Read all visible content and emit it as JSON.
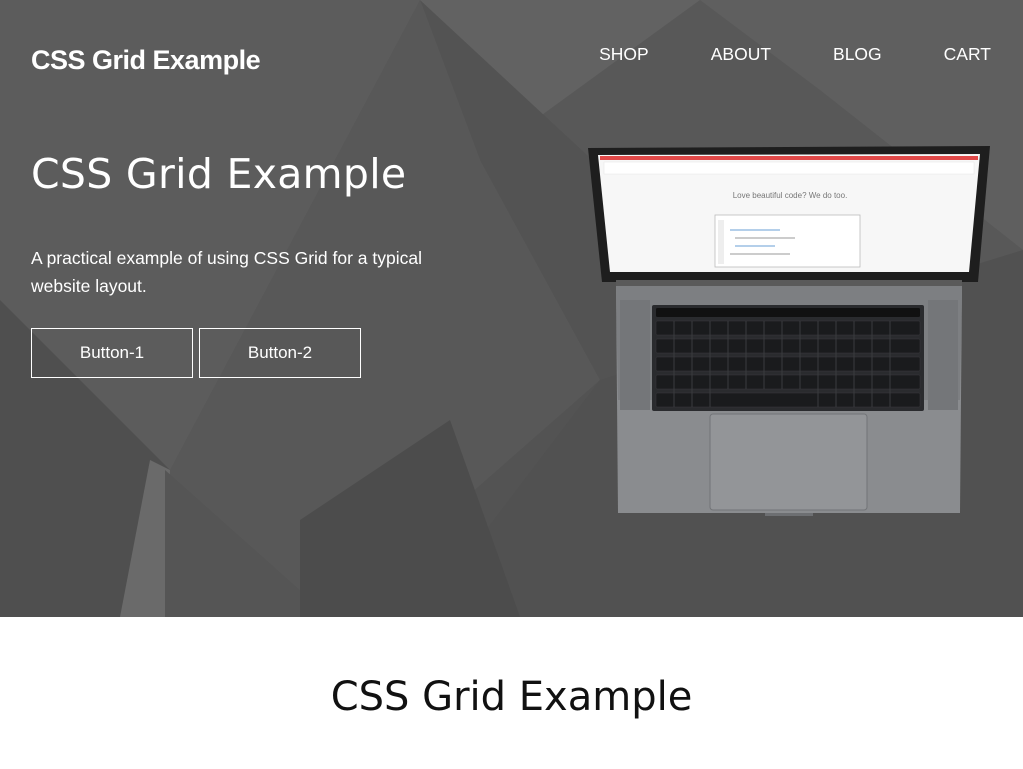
{
  "header": {
    "brand": "CSS Grid Example",
    "nav": [
      "SHOP",
      "ABOUT",
      "BLOG",
      "CART"
    ]
  },
  "hero": {
    "title": "CSS Grid Example",
    "text": "A practical example of using CSS Grid for a typical website layout.",
    "buttons": [
      "Button-1",
      "Button-2"
    ]
  },
  "laptop_screen": {
    "headline": "Love beautiful code? We do too."
  },
  "section": {
    "title": "CSS Grid Example"
  },
  "colors": {
    "hero_bg": "#585858",
    "text_light": "#ffffff",
    "section_bg": "#ffffff",
    "text_dark": "#111111"
  }
}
########################################
- TASK DESCRIPTION:
Copy each line from the data above that includes "ffffff".

- FINISHED ANSWER:
    "text_light": "#ffffff",
    "section_bg": "#ffffff",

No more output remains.